> **Directive**: Identify, in the records below, every line where the string "optional" appears, and copy each such line.

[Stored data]
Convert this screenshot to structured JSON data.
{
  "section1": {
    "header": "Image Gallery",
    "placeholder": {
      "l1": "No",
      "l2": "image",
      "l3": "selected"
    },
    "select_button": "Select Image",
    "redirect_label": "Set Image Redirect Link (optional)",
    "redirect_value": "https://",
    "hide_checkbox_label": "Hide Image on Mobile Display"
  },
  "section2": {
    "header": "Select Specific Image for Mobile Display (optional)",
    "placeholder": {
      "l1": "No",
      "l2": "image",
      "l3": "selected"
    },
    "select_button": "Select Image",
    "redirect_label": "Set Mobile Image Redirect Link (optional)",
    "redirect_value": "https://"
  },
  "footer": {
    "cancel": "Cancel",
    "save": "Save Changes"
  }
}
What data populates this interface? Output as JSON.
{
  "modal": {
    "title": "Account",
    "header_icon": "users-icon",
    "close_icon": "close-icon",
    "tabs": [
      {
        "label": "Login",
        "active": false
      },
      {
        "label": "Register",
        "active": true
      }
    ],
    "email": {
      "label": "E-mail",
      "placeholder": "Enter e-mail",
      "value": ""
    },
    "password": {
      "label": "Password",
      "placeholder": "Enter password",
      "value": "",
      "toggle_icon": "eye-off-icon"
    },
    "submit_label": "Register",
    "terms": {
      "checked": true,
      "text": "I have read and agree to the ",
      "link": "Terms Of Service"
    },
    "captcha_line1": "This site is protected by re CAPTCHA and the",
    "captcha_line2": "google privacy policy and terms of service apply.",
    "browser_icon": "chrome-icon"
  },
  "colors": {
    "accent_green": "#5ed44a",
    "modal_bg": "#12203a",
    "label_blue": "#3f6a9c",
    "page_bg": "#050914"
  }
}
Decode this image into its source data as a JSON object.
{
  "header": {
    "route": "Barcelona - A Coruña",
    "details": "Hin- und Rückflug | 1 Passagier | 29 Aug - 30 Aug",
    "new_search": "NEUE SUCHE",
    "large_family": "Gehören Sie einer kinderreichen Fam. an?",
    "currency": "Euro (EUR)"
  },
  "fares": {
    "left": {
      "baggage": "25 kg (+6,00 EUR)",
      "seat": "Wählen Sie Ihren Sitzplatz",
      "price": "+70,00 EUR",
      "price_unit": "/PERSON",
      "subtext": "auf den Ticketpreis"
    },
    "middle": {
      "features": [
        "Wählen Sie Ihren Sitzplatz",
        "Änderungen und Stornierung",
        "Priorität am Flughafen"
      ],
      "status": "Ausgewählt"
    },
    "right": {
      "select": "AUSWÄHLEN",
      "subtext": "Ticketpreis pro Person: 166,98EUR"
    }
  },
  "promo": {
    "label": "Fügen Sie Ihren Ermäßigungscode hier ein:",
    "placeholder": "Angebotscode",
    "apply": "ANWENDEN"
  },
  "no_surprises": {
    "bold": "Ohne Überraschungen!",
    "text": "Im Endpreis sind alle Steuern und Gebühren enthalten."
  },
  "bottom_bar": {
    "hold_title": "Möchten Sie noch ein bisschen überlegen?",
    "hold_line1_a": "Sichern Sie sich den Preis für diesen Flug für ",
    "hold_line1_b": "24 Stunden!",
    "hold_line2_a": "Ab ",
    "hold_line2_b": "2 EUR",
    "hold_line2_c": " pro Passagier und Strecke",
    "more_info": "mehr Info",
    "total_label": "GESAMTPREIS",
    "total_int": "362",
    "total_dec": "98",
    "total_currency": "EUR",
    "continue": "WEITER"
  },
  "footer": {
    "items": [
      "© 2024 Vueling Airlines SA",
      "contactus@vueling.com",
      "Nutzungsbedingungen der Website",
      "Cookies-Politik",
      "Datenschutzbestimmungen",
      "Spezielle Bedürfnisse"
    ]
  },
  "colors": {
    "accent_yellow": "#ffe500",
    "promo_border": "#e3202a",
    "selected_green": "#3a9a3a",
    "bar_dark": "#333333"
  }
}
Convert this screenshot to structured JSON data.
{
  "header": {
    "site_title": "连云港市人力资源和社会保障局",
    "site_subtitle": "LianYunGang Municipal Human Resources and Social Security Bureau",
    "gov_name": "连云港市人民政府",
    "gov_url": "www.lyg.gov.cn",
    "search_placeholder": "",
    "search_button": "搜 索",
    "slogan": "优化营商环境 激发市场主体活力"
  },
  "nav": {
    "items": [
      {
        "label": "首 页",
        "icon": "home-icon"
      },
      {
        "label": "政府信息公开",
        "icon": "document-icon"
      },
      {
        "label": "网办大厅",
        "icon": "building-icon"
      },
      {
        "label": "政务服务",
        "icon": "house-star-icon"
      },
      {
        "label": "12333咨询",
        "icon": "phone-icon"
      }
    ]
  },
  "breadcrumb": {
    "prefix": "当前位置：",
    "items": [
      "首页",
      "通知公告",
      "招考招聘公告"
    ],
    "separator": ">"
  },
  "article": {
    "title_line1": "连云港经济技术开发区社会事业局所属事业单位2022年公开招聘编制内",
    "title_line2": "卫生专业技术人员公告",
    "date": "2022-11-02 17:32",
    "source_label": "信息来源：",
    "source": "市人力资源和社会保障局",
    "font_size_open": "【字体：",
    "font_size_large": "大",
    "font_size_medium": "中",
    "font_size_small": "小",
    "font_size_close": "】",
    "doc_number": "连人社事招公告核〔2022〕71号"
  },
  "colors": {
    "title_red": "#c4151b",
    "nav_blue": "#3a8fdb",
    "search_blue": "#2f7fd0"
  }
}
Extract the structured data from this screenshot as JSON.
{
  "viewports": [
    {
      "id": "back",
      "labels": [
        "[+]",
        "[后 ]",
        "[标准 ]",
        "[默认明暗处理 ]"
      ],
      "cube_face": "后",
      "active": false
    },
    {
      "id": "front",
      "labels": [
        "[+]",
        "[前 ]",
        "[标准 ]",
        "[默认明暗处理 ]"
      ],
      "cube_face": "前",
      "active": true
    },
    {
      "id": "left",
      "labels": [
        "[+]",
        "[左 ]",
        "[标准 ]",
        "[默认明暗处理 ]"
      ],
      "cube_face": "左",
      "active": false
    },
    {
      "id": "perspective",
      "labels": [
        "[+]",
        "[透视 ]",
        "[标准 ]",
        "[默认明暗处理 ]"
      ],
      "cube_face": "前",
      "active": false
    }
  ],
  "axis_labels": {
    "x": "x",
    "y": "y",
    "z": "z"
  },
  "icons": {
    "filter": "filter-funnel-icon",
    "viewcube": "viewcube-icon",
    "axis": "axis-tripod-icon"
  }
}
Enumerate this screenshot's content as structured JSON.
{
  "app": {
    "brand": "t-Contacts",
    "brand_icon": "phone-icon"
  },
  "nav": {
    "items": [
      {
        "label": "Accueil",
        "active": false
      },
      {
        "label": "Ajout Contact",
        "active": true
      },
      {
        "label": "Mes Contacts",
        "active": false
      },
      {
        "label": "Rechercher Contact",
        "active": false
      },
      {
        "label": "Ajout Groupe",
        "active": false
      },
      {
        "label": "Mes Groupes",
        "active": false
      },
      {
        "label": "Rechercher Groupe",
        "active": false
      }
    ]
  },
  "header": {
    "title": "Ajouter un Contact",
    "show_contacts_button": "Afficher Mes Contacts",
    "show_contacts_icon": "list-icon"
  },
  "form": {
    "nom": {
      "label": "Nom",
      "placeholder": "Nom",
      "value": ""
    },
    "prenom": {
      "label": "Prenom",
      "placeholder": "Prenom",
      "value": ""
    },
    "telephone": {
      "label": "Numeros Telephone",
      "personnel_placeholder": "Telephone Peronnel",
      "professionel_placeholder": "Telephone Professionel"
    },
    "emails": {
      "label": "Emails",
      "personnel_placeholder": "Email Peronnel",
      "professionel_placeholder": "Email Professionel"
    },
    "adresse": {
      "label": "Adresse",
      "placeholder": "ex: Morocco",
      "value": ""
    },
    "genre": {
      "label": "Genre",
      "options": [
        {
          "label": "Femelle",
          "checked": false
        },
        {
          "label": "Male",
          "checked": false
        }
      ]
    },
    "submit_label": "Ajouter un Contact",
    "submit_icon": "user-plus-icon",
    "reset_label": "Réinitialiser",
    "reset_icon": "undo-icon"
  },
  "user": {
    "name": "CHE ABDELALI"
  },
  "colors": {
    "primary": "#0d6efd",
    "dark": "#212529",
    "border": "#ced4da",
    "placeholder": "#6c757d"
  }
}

> **Reply**:
    "redirect_label": "Set Image Redirect Link (optional)",
    "header": "Select Specific Image for Mobile Display (optional)",
    "redirect_label": "Set Mobile Image Redirect Link (optional)",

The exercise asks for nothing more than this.